● **Given records**:
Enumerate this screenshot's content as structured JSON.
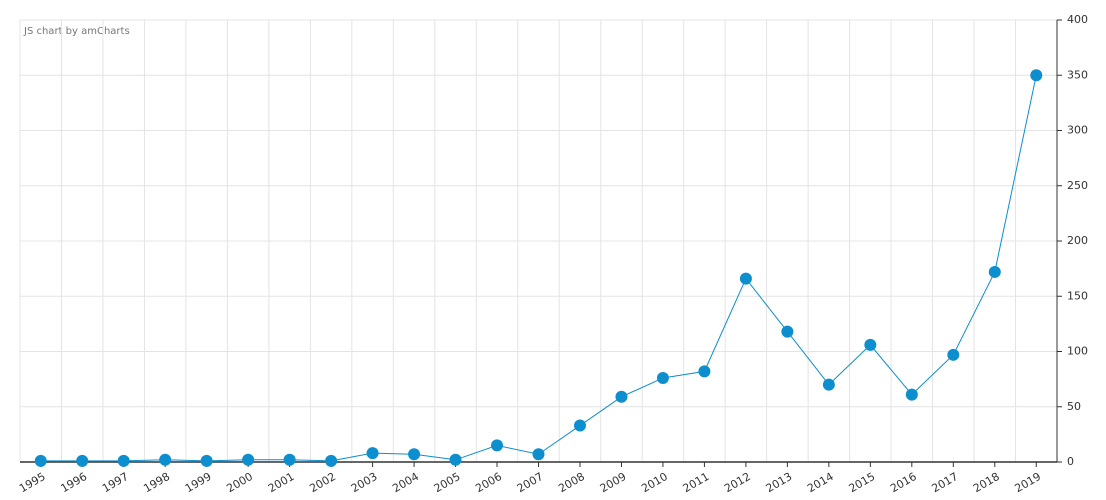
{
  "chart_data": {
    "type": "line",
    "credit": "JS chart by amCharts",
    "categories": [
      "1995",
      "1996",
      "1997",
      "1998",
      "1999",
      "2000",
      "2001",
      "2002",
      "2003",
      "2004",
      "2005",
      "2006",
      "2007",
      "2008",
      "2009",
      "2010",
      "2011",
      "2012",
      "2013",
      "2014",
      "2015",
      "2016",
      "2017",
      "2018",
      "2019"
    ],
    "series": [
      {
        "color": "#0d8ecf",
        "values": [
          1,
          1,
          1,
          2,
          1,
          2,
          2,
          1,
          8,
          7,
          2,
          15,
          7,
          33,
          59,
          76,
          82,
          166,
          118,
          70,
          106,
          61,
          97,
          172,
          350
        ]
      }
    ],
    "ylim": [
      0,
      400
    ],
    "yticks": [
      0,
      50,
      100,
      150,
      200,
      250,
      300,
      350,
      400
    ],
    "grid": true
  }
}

● **The task**:
Omit the pictures, then quote the rest of the material above exactly.

● **Response to the exercise**:
Enumerate this screenshot's content as structured JSON.
{
  "chart_data": {
    "type": "line",
    "credit": "JS chart by amCharts",
    "categories": [
      "1995",
      "1996",
      "1997",
      "1998",
      "1999",
      "2000",
      "2001",
      "2002",
      "2003",
      "2004",
      "2005",
      "2006",
      "2007",
      "2008",
      "2009",
      "2010",
      "2011",
      "2012",
      "2013",
      "2014",
      "2015",
      "2016",
      "2017",
      "2018",
      "2019"
    ],
    "series": [
      {
        "color": "#0d8ecf",
        "values": [
          1,
          1,
          1,
          2,
          1,
          2,
          2,
          1,
          8,
          7,
          2,
          15,
          7,
          33,
          59,
          76,
          82,
          166,
          118,
          70,
          106,
          61,
          97,
          172,
          350
        ]
      }
    ],
    "ylim": [
      0,
      400
    ],
    "yticks": [
      0,
      50,
      100,
      150,
      200,
      250,
      300,
      350,
      400
    ],
    "grid": true
  }
}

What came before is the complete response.